Work to be completed — Return the count of lines that mention "автоматическое", with no other words.

— Start Records —

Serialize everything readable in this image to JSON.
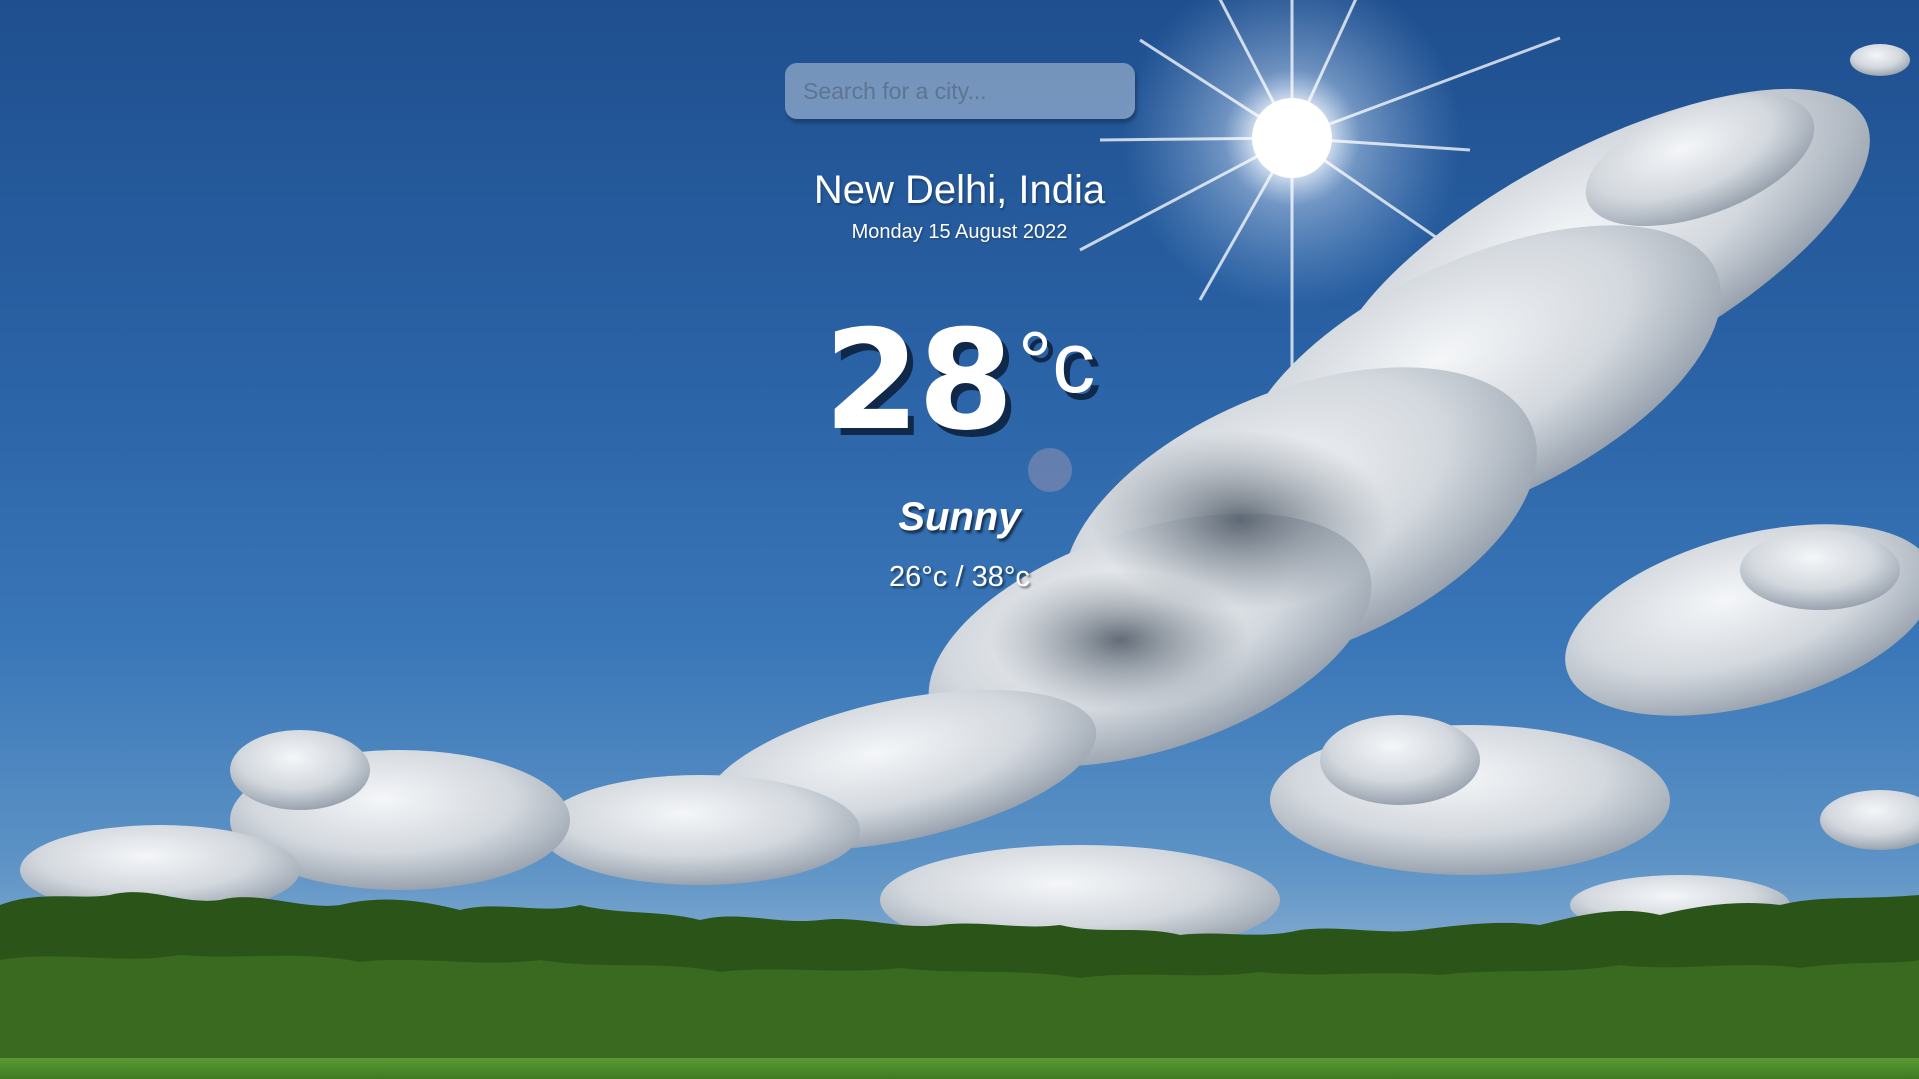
{
  "search": {
    "placeholder": "Search for a city..."
  },
  "location": {
    "city": "New Delhi, India",
    "date": "Monday 15 August 2022"
  },
  "weather": {
    "temperature": "28",
    "unit": "°c",
    "condition": "Sunny",
    "range": "26°c / 38°c"
  },
  "background": {
    "scene": "sunny sky with clouds over tree line and grass field",
    "sky_color": "#2a63a6",
    "tree_color": "#2f5a1c",
    "grass_color": "#4a8a2a"
  },
  "colors": {
    "text": "#ffffff",
    "shadow": "#0c1e3a"
  }
}
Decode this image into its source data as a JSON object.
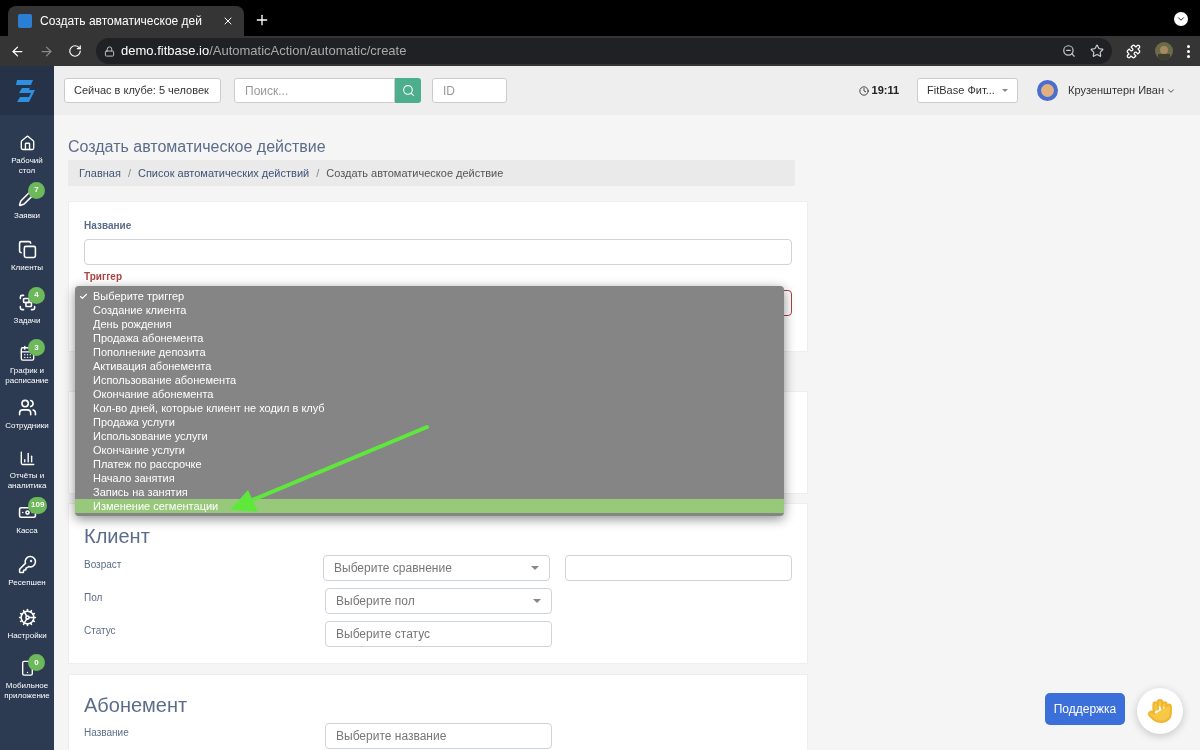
{
  "browser": {
    "tab_title": "Создать автоматическое дей",
    "url_domain": "demo.fitbase.io",
    "url_path": "/AutomaticAction/automatic/create"
  },
  "header": {
    "club_count": "Сейчас в клубе: 5 человек",
    "search_placeholder": "Поиск...",
    "id_placeholder": "ID",
    "time": "19:11",
    "club_select": "FitBase Фит...",
    "user_name": "Крузенштерн Иван"
  },
  "sidebar": {
    "items": [
      {
        "label": "Рабочий стол"
      },
      {
        "label": "Заявки",
        "badge": "7"
      },
      {
        "label": "Клиенты"
      },
      {
        "label": "Задачи",
        "badge": "4"
      },
      {
        "label": "График и расписание",
        "badge": "3"
      },
      {
        "label": "Сотрудники"
      },
      {
        "label": "Отчёты и аналитика"
      },
      {
        "label": "Касса",
        "badge": "109"
      },
      {
        "label": "Ресепшен"
      },
      {
        "label": "Настройки"
      },
      {
        "label": "Мобильное приложение",
        "badge": "0"
      }
    ]
  },
  "page": {
    "title": "Создать автоматическое действие",
    "breadcrumbs": [
      {
        "label": "Главная",
        "kind": "link",
        "separator": "/"
      },
      {
        "label": "Список автоматических действий",
        "kind": "link",
        "separator": "/"
      },
      {
        "label": "Создать автоматическое действие",
        "kind": "current"
      }
    ]
  },
  "form": {
    "name_label": "Название",
    "trigger_label": "Триггер",
    "trigger_options": [
      {
        "label": "Выберите триггер",
        "selected": true,
        "highlighted": false
      },
      {
        "label": "Создание клиента",
        "selected": false,
        "highlighted": false
      },
      {
        "label": "День рождения",
        "selected": false,
        "highlighted": false
      },
      {
        "label": "Продажа абонемента",
        "selected": false,
        "highlighted": false
      },
      {
        "label": "Пополнение депозита",
        "selected": false,
        "highlighted": false
      },
      {
        "label": "Активация абонемента",
        "selected": false,
        "highlighted": false
      },
      {
        "label": "Использование абонемента",
        "selected": false,
        "highlighted": false
      },
      {
        "label": "Окончание абонемента",
        "selected": false,
        "highlighted": false
      },
      {
        "label": "Кол-во дней, которые клиент не ходил в клуб",
        "selected": false,
        "highlighted": false
      },
      {
        "label": "Продажа услуги",
        "selected": false,
        "highlighted": false
      },
      {
        "label": "Использование услуги",
        "selected": false,
        "highlighted": false
      },
      {
        "label": "Окончание услуги",
        "selected": false,
        "highlighted": false
      },
      {
        "label": "Платеж по рассрочке",
        "selected": false,
        "highlighted": false
      },
      {
        "label": "Начало занятия",
        "selected": false,
        "highlighted": false
      },
      {
        "label": "Запись на занятия",
        "selected": false,
        "highlighted": false
      },
      {
        "label": "Изменение сегментации",
        "selected": false,
        "highlighted": true
      }
    ]
  },
  "sections": [
    {
      "heading": "Клиент",
      "rows": [
        {
          "label": "Возраст",
          "fields": [
            {
              "kind": "select",
              "placeholder": "Выберите сравнение"
            },
            {
              "kind": "text"
            }
          ]
        },
        {
          "label": "Пол",
          "fields": [
            {
              "kind": "select",
              "placeholder": "Выберите пол"
            }
          ]
        },
        {
          "label": "Статус",
          "fields": [
            {
              "kind": "text",
              "placeholder": "Выберите статус"
            }
          ]
        }
      ]
    },
    {
      "heading": "Абонемент",
      "rows": [
        {
          "label": "Название",
          "fields": [
            {
              "kind": "text",
              "placeholder": "Выберите название"
            }
          ]
        }
      ]
    }
  ],
  "support": {
    "label": "Поддержка"
  }
}
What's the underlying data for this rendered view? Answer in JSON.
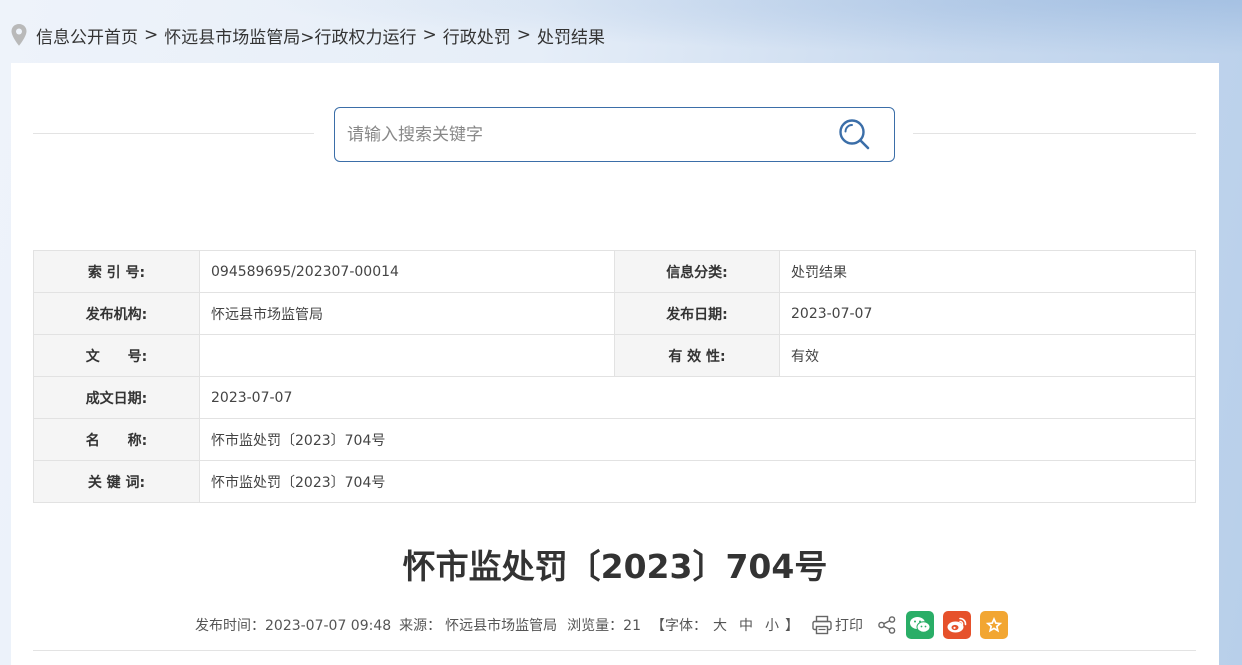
{
  "breadcrumb": {
    "items": [
      "信息公开首页",
      "怀远县市场监管局>行政权力运行",
      "行政处罚",
      "处罚结果"
    ],
    "separator": ">"
  },
  "search": {
    "placeholder": "请输入搜索关键字",
    "value": ""
  },
  "meta": {
    "index_label": "索 引 号:",
    "index_value": "094589695/202307-00014",
    "category_label": "信息分类:",
    "category_value": "处罚结果",
    "publisher_label": "发布机构:",
    "publisher_value": "怀远县市场监管局",
    "pubdate_label": "发布日期:",
    "pubdate_value": "2023-07-07",
    "docno_label": "文　　号:",
    "docno_value": "",
    "validity_label": "有 效 性:",
    "validity_value": "有效",
    "created_label": "成文日期:",
    "created_value": "2023-07-07",
    "name_label": "名　　称:",
    "name_value": "怀市监处罚〔2023〕704号",
    "keywords_label": "关 键 词:",
    "keywords_value": "怀市监处罚〔2023〕704号"
  },
  "document": {
    "title": "怀市监处罚〔2023〕704号"
  },
  "info_bar": {
    "publish_time": "发布时间：2023-07-07 09:48",
    "source_label": "来源：",
    "source_value": "怀远县市场监管局",
    "views": "浏览量：21",
    "font_open": "【字体：",
    "font_large": "大",
    "font_medium": "中",
    "font_small": "小",
    "font_close": "】",
    "print_label": "打印"
  },
  "colors": {
    "accent": "#3b6ea8",
    "wechat": "#2aae67",
    "weibo": "#e6512b",
    "favorite": "#f2a632"
  },
  "icons": [
    "location-pin-icon",
    "search-icon",
    "printer-icon",
    "share-icon",
    "wechat-icon",
    "weibo-icon",
    "star-icon"
  ]
}
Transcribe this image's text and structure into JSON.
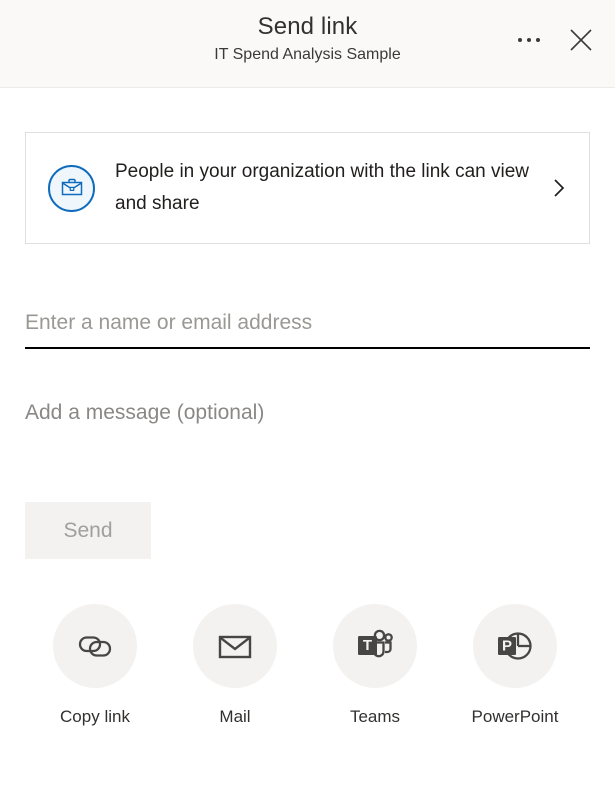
{
  "header": {
    "title": "Send link",
    "subtitle": "IT Spend Analysis Sample",
    "more_options_label": "More options",
    "close_label": "Close",
    "icons": {
      "more": "ellipsis-icon",
      "close": "close-icon"
    }
  },
  "permission": {
    "text": "People in your organization with the link can view and share",
    "icon": "briefcase-icon",
    "chevron": "chevron-right-icon",
    "accent_color": "#0f6cbd",
    "icon_background": "#eff6fc"
  },
  "recipients": {
    "placeholder": "Enter a name or email address",
    "value": ""
  },
  "message": {
    "placeholder": "Add a message (optional)",
    "value": ""
  },
  "send": {
    "label": "Send",
    "enabled": false,
    "background": "#f3f2f1",
    "text_color": "#a19f9d"
  },
  "share_actions": [
    {
      "label": "Copy link",
      "icon": "link-chain-icon"
    },
    {
      "label": "Mail",
      "icon": "envelope-icon"
    },
    {
      "label": "Teams",
      "icon": "microsoft-teams-icon"
    },
    {
      "label": "PowerPoint",
      "icon": "microsoft-powerpoint-icon"
    }
  ],
  "colors": {
    "header_background": "#faf9f8",
    "header_border": "#edebe9",
    "body_background": "#ffffff",
    "box_border": "#e1dfdd",
    "icon_dark": "#484644",
    "circle_background": "#f3f2f1"
  }
}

— End Records —

Answer to this problem — 3